[Dataset records]
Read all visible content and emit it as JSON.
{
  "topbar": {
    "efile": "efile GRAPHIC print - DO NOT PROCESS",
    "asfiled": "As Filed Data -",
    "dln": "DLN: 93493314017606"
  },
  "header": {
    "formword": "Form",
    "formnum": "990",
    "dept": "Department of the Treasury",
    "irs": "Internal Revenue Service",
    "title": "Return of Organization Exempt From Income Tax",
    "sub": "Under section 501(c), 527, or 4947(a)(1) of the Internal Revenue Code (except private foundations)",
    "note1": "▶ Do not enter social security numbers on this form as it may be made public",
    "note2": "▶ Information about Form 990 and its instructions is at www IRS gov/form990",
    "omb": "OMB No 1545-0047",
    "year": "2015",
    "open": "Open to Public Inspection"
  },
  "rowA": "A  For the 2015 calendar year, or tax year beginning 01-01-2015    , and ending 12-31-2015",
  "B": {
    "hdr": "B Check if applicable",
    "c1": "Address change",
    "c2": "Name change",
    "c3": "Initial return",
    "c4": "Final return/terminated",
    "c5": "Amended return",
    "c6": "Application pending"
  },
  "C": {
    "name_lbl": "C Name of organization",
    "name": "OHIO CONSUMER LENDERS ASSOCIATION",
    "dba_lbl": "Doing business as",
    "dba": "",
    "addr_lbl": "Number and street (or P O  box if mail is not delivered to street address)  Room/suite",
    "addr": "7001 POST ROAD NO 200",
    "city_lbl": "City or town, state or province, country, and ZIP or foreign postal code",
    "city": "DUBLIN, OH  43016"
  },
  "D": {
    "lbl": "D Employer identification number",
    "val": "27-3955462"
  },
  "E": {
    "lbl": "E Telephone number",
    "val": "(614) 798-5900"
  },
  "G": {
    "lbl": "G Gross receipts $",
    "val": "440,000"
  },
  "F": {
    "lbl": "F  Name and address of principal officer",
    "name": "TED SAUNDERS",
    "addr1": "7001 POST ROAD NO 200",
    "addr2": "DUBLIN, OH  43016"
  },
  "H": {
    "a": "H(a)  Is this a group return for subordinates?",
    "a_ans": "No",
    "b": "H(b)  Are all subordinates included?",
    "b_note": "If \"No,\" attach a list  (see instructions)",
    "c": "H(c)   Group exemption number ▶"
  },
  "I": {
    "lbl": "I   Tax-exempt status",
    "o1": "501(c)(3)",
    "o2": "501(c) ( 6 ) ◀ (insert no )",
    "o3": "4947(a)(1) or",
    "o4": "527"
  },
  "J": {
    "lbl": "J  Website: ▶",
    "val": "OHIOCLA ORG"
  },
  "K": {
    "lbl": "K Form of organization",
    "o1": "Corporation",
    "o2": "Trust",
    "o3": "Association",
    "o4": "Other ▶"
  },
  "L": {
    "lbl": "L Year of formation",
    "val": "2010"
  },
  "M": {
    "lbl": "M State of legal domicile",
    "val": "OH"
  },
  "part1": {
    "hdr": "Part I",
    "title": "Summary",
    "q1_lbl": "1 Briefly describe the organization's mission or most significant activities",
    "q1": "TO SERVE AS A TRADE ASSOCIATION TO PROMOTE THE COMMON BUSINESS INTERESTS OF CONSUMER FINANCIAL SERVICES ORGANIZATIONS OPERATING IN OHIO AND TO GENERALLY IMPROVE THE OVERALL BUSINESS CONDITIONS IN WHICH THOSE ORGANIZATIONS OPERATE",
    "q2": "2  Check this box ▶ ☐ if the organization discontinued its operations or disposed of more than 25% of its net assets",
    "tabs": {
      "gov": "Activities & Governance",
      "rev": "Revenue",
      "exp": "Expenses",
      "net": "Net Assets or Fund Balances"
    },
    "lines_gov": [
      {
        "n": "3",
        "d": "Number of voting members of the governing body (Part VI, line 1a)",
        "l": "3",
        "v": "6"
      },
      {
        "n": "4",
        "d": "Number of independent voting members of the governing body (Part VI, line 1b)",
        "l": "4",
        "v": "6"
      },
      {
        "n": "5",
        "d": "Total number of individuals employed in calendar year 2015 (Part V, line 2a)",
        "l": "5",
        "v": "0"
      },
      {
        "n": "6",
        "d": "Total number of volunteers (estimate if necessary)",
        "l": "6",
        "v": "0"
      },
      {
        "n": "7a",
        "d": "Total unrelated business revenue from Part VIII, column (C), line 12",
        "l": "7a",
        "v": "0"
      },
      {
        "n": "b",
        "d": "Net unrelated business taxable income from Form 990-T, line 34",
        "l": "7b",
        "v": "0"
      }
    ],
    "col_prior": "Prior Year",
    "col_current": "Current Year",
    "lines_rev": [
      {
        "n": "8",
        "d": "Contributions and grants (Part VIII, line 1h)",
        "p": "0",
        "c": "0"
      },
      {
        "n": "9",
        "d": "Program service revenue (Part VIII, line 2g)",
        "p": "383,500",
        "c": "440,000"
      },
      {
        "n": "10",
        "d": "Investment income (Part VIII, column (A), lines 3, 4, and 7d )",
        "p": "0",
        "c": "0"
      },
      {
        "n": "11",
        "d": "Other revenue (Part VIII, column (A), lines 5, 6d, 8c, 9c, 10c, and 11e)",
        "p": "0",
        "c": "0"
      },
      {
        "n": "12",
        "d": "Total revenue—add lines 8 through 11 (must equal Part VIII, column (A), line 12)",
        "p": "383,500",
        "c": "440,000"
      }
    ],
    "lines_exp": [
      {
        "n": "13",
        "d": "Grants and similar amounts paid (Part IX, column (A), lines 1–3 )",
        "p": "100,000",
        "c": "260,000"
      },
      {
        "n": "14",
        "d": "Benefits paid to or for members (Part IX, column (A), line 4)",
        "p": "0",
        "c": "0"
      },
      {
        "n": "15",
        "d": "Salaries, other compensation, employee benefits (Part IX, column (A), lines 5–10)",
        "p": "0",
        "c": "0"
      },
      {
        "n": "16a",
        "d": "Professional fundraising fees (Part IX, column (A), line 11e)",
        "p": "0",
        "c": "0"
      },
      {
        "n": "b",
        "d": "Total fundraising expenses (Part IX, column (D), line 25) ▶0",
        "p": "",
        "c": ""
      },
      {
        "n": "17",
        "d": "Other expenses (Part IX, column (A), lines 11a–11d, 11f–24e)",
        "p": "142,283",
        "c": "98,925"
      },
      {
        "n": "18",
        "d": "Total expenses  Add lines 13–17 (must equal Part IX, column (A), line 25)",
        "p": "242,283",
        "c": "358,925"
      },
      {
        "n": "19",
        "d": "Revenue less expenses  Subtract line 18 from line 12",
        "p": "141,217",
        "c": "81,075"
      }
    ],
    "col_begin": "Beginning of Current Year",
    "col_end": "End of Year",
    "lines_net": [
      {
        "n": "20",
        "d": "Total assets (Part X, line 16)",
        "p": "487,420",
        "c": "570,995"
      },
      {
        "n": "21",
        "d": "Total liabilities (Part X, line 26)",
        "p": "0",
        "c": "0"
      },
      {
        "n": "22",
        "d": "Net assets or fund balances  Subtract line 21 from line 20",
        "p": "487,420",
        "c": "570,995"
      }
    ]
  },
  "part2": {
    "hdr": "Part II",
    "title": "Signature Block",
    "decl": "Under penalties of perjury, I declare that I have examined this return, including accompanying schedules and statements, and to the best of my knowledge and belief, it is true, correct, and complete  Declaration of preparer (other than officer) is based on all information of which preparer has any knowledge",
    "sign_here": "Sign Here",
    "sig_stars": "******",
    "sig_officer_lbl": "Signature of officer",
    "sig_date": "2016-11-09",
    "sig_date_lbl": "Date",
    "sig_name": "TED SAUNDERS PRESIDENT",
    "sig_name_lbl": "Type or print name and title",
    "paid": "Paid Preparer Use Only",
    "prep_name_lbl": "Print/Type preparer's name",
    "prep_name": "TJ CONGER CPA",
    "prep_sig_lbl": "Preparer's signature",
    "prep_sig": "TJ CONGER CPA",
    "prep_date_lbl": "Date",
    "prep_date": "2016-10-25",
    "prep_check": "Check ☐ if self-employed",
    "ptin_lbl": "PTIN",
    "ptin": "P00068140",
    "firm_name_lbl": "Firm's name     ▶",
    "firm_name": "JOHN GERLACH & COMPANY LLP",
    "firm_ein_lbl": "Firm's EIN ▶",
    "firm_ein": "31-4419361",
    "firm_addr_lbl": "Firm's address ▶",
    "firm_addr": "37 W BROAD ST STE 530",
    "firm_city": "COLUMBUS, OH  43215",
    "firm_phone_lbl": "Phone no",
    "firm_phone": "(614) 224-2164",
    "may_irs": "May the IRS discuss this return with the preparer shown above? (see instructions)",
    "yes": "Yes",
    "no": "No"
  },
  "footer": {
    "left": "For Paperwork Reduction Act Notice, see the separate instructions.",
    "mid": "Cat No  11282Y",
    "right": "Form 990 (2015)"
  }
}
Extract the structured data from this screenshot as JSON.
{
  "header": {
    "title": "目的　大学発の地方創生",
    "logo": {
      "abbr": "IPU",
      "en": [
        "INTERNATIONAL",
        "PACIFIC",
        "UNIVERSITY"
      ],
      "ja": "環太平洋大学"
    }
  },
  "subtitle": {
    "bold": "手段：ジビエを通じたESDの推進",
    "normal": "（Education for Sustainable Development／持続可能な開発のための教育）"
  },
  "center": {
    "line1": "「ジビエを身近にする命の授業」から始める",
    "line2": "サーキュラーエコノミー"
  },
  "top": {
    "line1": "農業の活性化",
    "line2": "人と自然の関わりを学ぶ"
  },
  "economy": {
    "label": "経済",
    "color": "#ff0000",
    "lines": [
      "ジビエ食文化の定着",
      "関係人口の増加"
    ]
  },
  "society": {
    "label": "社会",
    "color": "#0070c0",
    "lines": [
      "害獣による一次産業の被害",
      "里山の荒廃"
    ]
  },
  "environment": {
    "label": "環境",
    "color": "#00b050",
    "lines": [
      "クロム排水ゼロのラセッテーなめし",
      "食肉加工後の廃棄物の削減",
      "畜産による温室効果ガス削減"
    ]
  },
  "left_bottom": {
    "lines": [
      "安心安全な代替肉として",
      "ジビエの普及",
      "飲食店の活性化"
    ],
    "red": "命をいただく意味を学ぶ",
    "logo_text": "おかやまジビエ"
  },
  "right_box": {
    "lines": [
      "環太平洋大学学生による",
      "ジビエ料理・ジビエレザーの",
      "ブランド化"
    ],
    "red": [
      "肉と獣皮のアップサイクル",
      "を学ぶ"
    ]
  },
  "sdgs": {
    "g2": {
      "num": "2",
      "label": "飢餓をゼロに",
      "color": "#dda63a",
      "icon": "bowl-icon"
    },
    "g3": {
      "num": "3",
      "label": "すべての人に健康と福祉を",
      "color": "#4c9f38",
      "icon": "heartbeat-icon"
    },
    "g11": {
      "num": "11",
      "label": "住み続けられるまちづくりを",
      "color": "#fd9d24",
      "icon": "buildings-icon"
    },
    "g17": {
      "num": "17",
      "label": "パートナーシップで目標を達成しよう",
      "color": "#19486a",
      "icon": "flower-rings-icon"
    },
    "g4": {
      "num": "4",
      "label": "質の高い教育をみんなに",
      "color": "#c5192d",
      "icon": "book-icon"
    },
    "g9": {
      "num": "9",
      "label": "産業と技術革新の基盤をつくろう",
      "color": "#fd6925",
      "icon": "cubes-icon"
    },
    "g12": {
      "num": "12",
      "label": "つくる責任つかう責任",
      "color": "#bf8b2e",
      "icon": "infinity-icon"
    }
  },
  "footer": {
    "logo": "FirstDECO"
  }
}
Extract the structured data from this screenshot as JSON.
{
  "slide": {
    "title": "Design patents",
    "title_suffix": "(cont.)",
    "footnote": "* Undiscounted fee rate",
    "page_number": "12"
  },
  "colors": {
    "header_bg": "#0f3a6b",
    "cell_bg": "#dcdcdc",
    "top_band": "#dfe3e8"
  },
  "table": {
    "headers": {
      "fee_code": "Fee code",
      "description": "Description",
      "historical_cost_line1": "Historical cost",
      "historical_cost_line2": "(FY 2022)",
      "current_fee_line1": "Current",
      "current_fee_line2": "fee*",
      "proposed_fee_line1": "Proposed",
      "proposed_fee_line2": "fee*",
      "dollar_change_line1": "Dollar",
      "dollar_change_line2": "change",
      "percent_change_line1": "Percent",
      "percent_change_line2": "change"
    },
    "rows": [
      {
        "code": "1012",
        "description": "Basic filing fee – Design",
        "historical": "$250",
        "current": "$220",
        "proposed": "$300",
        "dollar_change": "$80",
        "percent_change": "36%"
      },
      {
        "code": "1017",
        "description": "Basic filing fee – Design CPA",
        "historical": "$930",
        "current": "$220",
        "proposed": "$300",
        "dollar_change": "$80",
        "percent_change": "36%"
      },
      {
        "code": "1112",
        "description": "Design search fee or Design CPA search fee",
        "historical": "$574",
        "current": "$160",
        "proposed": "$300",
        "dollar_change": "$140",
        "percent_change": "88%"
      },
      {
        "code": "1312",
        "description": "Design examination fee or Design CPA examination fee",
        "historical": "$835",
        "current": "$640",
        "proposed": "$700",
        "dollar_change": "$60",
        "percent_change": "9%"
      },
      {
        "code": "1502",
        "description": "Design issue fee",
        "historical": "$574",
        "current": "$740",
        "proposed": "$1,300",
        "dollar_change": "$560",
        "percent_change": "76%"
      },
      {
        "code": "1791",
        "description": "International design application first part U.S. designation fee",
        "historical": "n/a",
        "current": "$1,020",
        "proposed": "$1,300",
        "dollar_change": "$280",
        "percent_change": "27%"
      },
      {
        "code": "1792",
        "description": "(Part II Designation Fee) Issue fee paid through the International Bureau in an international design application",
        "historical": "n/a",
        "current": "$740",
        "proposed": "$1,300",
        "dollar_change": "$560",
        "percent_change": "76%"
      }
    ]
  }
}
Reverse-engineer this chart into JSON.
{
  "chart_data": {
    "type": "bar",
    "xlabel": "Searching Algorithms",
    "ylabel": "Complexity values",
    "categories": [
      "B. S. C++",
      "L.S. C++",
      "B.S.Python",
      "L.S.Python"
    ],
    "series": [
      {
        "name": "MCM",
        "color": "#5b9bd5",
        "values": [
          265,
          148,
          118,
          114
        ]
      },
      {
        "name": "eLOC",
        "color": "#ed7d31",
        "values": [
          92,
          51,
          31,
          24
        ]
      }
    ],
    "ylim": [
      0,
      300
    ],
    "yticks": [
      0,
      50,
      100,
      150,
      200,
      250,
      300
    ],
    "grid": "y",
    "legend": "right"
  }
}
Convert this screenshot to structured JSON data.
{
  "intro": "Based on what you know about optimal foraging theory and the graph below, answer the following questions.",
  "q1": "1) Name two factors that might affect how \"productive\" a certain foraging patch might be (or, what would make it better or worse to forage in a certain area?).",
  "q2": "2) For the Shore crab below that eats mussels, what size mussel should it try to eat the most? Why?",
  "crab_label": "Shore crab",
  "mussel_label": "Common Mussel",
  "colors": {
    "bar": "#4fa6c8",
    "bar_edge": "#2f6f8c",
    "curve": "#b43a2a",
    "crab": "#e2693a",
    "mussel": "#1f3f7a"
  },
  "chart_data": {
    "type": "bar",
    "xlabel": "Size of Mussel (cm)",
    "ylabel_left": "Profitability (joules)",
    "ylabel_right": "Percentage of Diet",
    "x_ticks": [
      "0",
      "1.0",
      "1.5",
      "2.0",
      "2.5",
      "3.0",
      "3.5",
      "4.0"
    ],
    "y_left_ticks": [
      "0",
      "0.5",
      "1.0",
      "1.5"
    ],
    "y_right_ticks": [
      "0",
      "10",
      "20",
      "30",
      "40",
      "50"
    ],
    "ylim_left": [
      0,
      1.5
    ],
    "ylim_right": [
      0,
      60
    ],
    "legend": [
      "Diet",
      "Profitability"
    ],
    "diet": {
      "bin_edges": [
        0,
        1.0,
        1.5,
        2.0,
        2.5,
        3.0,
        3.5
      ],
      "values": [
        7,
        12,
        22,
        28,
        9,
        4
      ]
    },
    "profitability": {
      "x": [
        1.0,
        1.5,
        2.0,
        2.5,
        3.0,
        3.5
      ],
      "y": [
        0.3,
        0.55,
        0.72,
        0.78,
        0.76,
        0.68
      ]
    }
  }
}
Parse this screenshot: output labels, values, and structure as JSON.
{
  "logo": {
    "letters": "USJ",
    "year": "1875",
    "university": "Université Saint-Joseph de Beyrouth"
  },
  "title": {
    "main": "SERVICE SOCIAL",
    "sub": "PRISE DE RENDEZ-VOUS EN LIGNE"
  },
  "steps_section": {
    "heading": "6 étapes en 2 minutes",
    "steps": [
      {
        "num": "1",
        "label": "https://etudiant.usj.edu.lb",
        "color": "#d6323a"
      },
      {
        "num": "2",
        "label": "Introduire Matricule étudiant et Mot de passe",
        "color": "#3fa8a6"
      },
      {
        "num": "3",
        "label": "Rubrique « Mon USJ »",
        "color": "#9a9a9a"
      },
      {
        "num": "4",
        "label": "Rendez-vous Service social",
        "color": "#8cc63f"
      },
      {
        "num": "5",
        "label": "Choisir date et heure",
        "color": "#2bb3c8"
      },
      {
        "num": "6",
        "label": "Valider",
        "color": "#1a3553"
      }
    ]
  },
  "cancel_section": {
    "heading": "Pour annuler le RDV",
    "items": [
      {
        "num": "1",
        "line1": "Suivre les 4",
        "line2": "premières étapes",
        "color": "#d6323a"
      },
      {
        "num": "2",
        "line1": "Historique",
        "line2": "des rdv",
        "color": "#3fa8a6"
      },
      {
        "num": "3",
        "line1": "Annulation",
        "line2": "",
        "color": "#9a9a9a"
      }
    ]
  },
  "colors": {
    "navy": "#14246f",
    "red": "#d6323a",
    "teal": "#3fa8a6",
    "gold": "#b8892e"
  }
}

**Problem details:**
Gather and return every line that holds the string "Shore".

**Reply to the task:**
  "q2": "2) For the Shore crab below that eats mussels, what size mussel should it try to eat the most? Why?",
  "crab_label": "Shore crab",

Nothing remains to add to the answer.